BRIEF. Locate every line below that contains the word "дней" and copy it.

RECORD EXTRACTS.

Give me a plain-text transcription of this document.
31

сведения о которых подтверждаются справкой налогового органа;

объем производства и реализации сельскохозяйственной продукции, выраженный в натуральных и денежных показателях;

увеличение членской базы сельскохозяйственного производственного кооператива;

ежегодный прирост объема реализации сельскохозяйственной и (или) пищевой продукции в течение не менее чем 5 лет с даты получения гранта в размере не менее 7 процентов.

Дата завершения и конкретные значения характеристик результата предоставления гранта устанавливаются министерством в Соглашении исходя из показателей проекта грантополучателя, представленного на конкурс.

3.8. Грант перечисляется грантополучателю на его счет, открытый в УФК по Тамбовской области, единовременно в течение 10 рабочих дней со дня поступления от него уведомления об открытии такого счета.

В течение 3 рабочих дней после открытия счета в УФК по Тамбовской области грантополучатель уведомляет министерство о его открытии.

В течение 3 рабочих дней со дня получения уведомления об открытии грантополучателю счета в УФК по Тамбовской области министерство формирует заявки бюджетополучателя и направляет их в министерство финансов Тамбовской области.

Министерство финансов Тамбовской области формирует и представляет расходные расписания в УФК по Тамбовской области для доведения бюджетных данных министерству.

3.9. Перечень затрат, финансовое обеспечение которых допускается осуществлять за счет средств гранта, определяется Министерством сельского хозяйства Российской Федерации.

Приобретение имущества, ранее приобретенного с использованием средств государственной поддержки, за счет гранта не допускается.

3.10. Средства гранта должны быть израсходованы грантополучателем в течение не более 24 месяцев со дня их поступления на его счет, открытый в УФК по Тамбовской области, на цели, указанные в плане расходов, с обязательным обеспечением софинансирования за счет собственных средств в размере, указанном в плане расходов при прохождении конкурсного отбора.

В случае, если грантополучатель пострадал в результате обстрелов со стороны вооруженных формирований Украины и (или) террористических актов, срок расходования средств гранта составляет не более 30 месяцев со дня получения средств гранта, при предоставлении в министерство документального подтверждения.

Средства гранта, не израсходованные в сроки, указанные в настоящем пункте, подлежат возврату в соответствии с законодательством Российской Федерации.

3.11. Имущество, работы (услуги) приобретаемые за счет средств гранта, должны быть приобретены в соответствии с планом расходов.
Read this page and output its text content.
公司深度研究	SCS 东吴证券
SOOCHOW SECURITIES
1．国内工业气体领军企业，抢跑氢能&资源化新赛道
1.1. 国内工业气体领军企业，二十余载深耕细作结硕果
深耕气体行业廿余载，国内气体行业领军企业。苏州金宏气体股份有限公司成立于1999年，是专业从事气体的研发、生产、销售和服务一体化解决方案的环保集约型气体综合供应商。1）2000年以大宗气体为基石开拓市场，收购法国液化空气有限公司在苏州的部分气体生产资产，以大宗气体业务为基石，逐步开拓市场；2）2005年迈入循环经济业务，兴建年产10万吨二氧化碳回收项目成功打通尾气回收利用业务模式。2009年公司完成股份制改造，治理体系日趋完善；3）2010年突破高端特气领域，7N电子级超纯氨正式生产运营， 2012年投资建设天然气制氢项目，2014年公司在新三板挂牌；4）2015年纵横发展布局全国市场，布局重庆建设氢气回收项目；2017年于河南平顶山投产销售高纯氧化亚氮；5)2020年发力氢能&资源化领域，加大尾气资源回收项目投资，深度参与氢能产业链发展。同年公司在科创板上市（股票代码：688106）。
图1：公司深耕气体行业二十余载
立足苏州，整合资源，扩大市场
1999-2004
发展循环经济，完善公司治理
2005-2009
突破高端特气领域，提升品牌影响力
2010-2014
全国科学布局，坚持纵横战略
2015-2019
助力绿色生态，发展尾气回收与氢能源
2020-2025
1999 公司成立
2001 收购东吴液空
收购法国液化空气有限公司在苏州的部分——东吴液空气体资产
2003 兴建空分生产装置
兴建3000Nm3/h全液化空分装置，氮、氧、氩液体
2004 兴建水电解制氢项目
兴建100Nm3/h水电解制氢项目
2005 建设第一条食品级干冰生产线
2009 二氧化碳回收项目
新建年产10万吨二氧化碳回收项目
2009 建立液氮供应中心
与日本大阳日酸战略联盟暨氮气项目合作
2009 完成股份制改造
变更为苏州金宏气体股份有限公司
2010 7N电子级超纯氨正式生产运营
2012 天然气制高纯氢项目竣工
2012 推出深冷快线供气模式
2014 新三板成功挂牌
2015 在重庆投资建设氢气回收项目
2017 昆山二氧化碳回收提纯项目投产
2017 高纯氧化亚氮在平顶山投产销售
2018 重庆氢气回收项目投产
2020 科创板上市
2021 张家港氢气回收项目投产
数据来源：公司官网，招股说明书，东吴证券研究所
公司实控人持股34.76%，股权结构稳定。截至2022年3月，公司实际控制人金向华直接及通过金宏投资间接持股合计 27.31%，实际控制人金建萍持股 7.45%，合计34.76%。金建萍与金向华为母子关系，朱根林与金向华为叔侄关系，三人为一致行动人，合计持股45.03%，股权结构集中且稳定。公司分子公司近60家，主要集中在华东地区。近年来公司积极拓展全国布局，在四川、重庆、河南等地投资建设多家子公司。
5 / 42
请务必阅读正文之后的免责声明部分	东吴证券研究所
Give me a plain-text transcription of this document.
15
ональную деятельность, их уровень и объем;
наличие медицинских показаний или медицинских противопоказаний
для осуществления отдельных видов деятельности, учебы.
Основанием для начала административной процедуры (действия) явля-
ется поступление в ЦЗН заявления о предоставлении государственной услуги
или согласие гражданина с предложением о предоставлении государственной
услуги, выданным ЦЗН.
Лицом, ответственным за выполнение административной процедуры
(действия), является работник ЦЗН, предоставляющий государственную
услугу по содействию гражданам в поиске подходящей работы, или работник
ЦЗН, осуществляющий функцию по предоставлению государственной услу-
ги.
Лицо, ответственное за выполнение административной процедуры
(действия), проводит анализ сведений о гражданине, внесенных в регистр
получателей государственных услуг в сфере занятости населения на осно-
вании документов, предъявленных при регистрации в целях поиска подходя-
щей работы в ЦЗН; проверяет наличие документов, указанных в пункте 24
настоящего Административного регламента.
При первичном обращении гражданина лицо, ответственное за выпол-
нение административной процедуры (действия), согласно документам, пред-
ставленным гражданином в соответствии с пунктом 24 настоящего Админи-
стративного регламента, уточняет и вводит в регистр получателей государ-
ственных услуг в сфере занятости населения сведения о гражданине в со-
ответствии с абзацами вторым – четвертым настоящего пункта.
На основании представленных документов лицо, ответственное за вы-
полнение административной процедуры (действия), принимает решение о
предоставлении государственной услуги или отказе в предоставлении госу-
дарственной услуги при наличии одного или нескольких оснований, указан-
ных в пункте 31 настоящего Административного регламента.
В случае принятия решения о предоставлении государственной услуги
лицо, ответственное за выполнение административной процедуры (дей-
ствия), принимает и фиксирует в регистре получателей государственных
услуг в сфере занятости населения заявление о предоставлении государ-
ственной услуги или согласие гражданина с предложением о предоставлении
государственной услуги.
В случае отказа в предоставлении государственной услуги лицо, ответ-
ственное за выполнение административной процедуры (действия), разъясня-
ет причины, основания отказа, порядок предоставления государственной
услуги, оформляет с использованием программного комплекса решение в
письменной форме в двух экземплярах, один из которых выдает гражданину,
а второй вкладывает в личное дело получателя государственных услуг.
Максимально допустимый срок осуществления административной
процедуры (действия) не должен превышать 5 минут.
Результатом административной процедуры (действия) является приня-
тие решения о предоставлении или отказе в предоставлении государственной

ANSWER FOR THIS EXERCISE.
3.8. Грант перечисляется грантополучателю на его счет, открытый в УФК по Тамбовской области, единовременно в течение 10 рабочих дней со дня поступления от него уведомления об открытии такого счета.
В течение 3 рабочих дней после открытия счета в УФК по Тамбовской области грантополучатель уведомляет министерство о его открытии.
В течение 3 рабочих дней со дня получения уведомления об открытии грантополучателю счета в УФК по Тамбовской области министерство формирует заявки бюджетополучателя и направляет их в министерство финансов Тамбовской области.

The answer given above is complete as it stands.